• **Raw records**
----------
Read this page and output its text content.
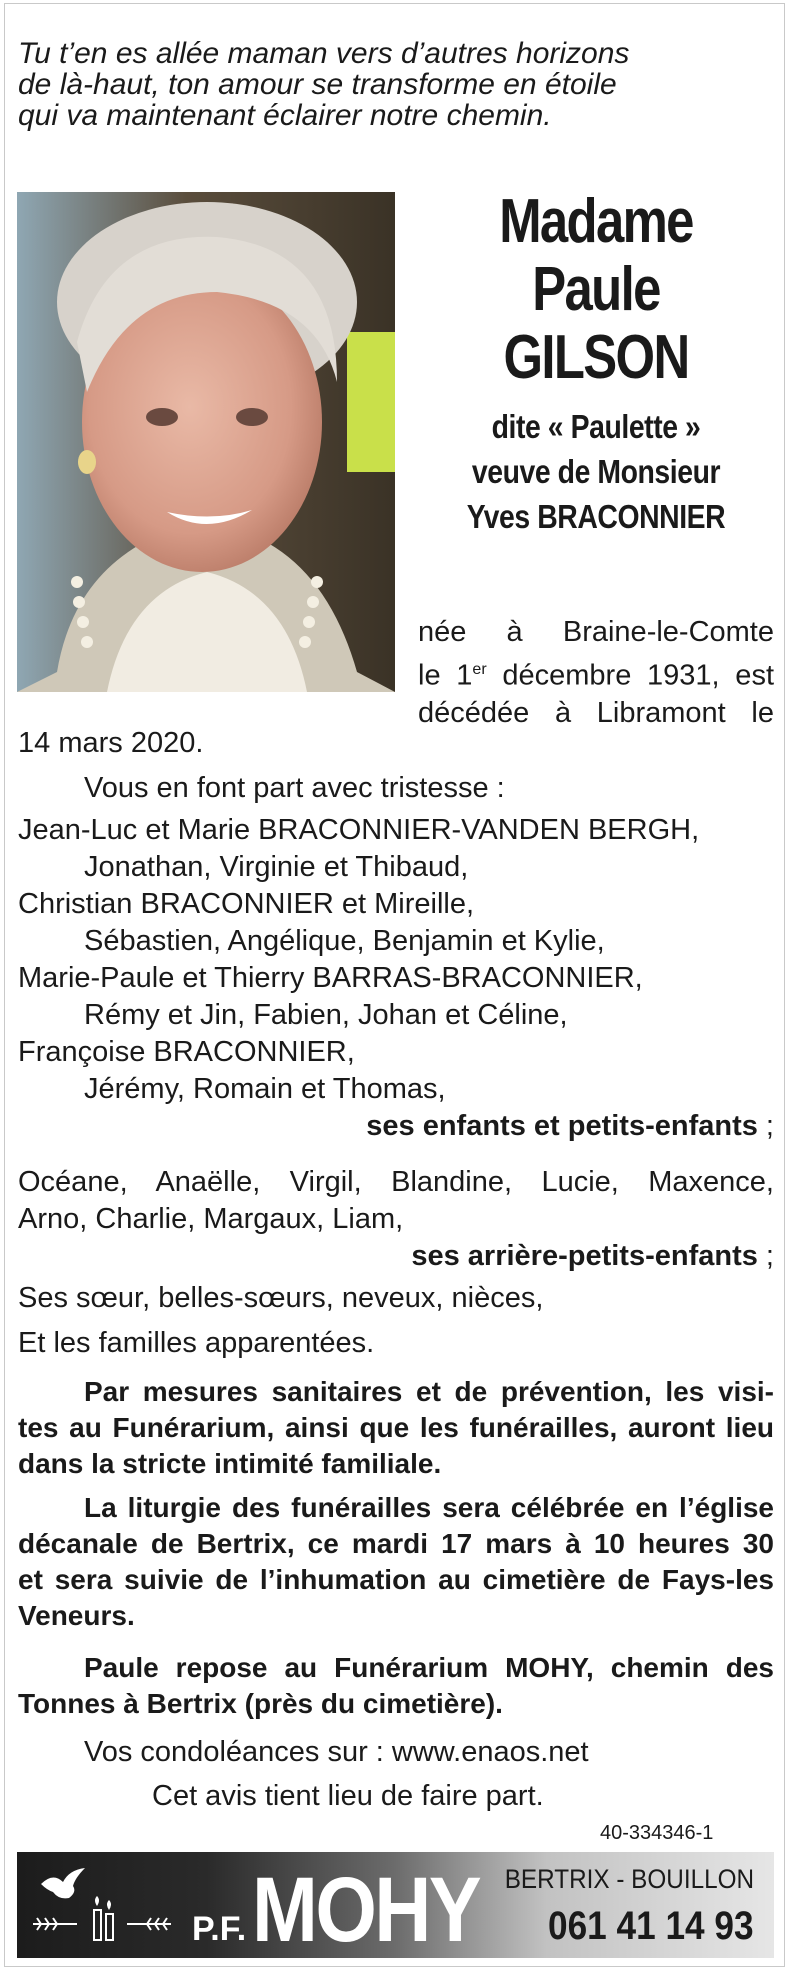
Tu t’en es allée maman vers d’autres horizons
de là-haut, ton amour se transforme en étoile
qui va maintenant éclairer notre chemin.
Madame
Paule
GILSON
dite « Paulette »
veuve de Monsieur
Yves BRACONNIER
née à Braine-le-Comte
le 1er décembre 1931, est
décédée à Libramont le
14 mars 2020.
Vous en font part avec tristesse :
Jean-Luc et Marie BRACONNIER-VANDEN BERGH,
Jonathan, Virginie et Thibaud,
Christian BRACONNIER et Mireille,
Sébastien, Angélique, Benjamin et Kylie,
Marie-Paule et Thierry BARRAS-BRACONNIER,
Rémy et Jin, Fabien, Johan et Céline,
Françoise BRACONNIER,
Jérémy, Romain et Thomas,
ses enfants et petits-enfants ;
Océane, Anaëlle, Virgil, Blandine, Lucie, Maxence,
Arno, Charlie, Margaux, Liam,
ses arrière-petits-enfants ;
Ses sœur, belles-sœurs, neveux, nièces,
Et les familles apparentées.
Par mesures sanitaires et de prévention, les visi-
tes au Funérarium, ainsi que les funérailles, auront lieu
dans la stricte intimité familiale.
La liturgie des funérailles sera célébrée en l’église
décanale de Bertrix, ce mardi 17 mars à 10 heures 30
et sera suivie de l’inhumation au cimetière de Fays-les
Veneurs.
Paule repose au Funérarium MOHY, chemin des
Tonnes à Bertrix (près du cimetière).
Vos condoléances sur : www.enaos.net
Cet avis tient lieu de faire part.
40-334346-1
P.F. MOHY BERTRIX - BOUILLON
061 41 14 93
----------
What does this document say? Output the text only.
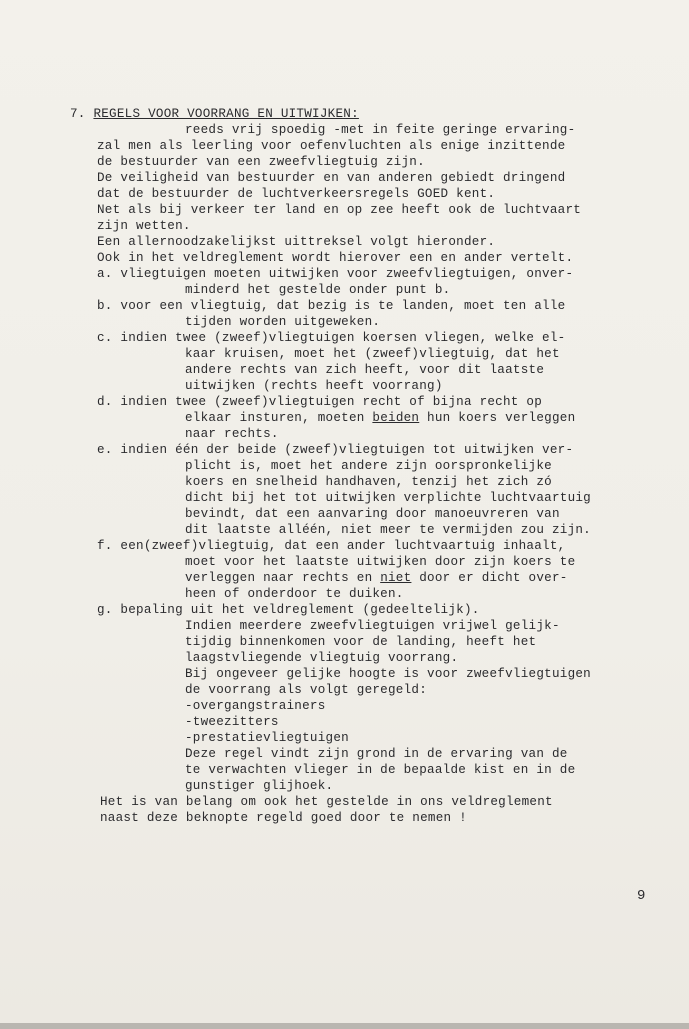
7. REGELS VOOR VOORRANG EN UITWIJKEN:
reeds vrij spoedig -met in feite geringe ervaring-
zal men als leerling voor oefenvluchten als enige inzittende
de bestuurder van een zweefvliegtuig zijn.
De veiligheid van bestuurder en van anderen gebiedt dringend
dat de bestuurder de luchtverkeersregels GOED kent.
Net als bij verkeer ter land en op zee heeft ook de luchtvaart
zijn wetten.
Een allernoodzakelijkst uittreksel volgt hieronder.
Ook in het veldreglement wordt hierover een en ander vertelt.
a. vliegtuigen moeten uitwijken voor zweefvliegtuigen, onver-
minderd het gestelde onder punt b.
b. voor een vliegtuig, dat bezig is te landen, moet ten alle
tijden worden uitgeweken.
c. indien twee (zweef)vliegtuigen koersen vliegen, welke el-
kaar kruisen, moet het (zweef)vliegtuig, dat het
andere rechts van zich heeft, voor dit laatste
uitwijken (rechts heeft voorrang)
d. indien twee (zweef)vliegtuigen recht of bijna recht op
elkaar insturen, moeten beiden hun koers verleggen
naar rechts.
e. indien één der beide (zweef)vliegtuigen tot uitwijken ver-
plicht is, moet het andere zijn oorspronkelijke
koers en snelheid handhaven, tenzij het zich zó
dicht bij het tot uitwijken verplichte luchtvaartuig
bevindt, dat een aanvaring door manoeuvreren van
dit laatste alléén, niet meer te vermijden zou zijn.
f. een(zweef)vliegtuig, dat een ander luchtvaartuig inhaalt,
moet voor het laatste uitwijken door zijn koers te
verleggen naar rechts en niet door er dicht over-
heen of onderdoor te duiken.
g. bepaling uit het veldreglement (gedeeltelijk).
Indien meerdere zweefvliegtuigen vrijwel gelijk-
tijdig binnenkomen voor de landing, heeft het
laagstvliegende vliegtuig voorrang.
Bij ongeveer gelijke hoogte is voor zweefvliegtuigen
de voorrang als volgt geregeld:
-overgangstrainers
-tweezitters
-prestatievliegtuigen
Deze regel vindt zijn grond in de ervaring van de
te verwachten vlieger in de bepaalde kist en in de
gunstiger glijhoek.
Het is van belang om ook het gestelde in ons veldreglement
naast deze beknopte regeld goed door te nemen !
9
----------
• **Exercise**
Pull out all lines from the entries above that include the word "petits".

• **Answer below**
ses enfants et petits-enfants ;
ses arrière-petits-enfants ;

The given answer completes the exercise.